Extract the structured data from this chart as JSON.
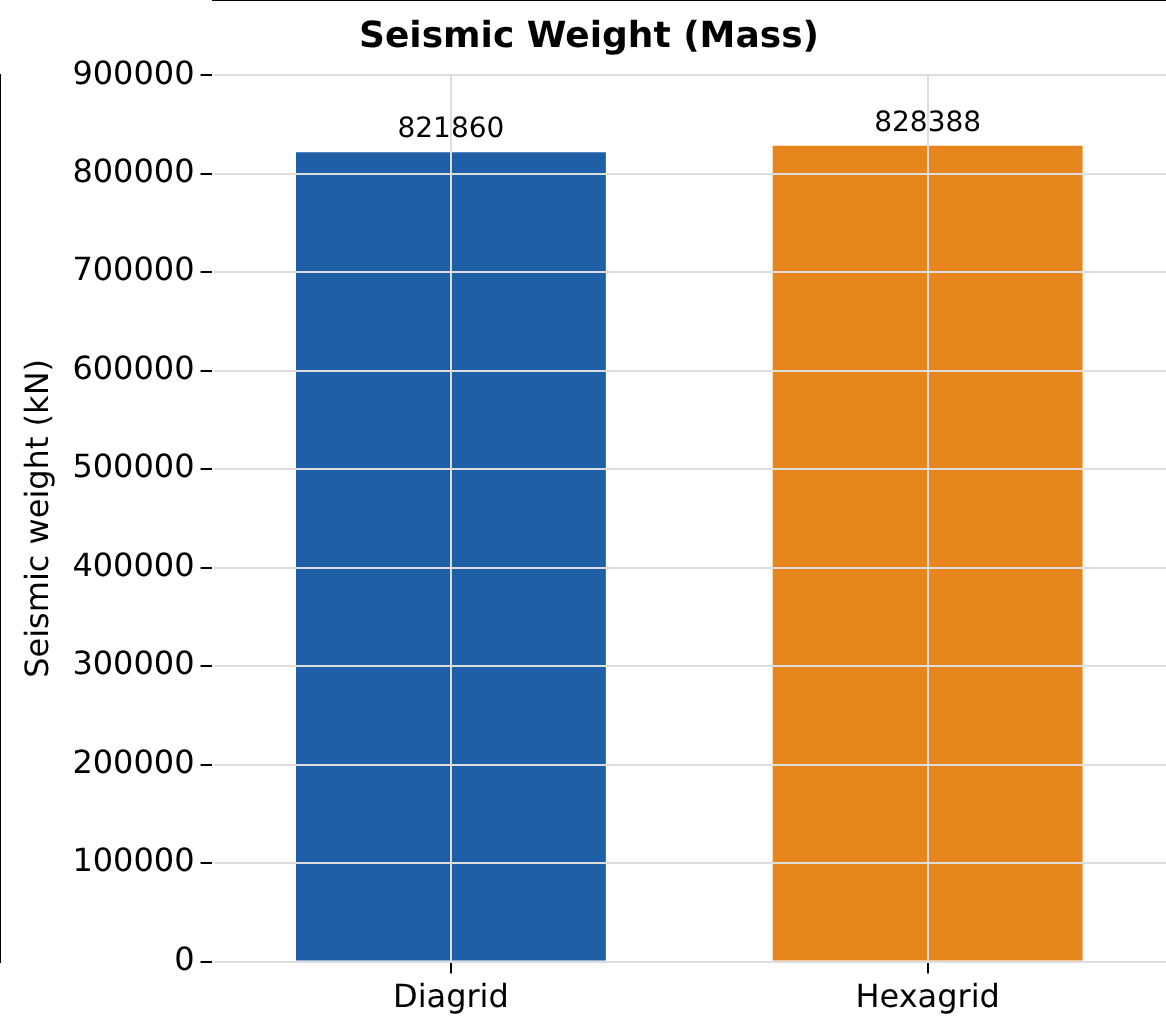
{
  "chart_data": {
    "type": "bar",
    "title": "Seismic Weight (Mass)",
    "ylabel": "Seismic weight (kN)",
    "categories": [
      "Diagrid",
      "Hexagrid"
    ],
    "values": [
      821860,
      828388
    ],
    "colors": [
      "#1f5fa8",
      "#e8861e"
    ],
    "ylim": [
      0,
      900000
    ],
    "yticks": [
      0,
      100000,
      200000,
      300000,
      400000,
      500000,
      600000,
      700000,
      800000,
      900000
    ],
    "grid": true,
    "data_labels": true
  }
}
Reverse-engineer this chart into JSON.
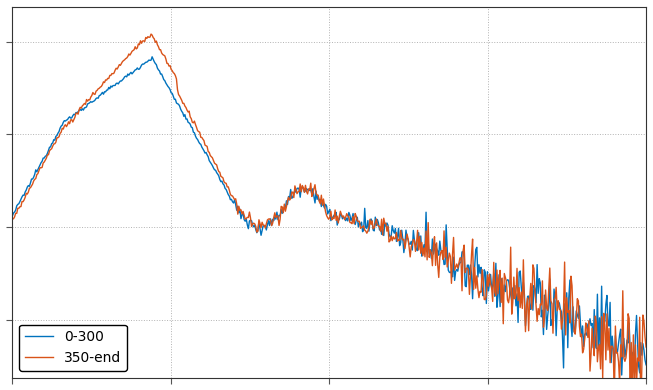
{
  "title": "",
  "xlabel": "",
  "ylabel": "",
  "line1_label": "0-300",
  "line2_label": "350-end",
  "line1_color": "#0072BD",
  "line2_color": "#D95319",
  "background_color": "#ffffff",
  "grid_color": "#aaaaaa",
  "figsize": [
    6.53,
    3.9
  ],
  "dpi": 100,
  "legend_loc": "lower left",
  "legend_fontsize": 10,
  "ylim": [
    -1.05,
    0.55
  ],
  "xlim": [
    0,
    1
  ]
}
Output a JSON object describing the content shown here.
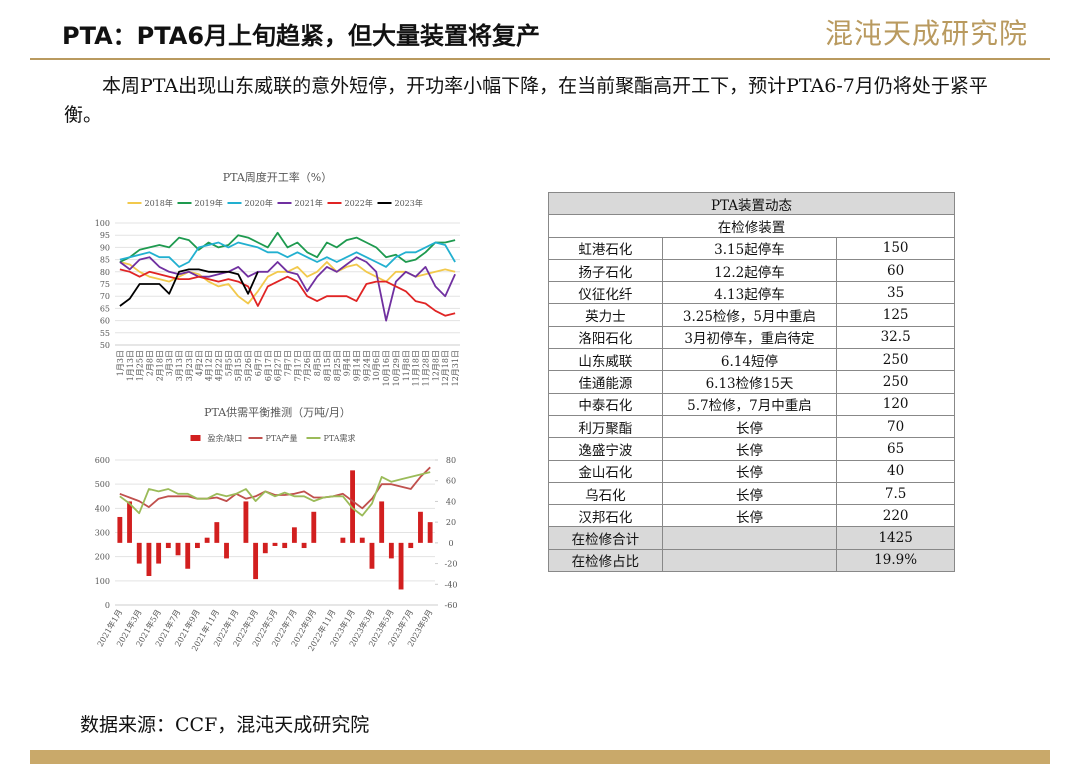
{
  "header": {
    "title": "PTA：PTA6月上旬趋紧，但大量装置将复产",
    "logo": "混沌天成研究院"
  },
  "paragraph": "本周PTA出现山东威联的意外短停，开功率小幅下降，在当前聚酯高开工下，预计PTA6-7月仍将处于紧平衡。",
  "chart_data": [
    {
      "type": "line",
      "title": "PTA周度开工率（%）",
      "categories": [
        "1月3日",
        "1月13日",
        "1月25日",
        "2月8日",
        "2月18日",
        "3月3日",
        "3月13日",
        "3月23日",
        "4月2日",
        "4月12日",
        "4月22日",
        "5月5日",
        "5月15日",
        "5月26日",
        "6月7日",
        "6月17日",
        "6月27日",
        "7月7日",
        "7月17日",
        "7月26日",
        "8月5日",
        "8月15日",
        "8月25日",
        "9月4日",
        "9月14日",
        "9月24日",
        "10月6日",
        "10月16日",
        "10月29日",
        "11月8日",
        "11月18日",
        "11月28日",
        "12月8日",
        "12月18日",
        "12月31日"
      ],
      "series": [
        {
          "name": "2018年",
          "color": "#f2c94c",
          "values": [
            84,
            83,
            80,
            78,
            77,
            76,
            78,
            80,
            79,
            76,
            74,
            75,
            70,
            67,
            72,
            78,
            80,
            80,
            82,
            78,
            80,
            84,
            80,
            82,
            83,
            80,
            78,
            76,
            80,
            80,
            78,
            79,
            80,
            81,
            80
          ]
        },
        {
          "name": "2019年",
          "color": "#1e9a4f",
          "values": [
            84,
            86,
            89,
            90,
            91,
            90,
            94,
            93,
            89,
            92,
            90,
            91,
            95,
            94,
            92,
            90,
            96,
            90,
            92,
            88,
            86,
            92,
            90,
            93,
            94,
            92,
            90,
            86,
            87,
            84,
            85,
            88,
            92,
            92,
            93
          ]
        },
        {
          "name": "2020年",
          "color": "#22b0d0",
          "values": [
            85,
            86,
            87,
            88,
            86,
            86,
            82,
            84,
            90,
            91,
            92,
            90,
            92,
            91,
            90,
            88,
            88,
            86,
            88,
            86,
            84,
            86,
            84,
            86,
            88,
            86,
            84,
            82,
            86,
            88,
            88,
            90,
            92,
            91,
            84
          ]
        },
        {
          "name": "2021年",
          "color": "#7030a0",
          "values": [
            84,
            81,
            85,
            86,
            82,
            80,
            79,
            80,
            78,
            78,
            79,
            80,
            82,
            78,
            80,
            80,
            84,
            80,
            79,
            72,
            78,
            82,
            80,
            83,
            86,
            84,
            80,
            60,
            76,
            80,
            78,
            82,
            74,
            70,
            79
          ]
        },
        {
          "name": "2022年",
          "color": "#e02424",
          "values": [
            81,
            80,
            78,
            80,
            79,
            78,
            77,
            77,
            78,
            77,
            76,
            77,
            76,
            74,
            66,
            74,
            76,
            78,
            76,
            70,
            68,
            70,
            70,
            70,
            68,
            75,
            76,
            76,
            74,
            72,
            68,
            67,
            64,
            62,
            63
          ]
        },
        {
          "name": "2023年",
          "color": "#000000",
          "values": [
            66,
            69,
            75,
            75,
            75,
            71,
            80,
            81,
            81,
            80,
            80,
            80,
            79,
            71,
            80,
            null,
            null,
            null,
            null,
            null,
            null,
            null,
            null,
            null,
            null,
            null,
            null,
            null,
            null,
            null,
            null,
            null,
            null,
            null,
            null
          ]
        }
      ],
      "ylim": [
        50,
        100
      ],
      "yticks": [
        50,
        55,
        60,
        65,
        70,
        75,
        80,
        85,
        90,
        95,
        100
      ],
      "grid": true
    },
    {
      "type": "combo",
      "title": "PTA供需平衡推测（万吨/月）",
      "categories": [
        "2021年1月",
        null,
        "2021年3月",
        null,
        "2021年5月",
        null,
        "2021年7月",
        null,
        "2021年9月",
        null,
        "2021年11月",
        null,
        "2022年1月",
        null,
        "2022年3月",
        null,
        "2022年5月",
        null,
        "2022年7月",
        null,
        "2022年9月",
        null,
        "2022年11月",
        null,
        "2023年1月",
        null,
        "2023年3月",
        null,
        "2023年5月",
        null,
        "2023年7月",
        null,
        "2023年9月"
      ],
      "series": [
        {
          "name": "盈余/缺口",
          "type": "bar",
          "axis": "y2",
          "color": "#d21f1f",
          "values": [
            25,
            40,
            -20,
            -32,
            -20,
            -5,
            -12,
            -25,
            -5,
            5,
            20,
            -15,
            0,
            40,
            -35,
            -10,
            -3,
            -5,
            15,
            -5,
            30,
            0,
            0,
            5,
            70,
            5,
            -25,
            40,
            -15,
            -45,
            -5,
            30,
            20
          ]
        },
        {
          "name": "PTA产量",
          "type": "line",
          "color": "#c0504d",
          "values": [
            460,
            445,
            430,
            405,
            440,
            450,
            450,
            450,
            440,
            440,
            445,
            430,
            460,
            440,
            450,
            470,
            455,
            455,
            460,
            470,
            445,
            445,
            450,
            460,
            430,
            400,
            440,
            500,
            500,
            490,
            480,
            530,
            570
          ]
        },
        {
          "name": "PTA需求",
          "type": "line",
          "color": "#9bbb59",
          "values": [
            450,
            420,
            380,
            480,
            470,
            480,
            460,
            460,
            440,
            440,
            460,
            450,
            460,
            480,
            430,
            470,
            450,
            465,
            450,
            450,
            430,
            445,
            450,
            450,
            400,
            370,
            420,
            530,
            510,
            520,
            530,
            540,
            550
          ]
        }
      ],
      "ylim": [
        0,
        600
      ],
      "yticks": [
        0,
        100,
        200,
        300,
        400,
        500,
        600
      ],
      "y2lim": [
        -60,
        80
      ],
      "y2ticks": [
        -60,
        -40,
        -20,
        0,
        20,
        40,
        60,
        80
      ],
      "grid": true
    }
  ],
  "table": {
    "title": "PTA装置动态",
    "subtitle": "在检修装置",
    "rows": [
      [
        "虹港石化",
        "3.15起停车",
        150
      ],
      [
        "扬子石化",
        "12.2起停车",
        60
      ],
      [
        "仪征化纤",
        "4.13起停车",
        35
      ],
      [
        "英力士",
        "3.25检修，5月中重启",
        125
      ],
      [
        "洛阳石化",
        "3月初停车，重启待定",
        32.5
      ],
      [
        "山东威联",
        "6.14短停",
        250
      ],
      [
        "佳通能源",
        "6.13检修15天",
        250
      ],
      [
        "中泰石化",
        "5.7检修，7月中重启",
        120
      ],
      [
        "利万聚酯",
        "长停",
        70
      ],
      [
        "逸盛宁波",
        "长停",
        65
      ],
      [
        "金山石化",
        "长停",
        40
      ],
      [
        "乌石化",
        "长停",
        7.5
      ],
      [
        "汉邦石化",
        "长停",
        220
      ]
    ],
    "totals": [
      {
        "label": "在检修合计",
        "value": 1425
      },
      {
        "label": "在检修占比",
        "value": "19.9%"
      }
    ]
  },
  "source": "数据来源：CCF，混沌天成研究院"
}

— Objective —
Copy each line that contains the word "混沌天成研究院".

— Result of the task —
    "logo": "混沌天成研究院"
  "source": "数据来源：CCF，混沌天成研究院"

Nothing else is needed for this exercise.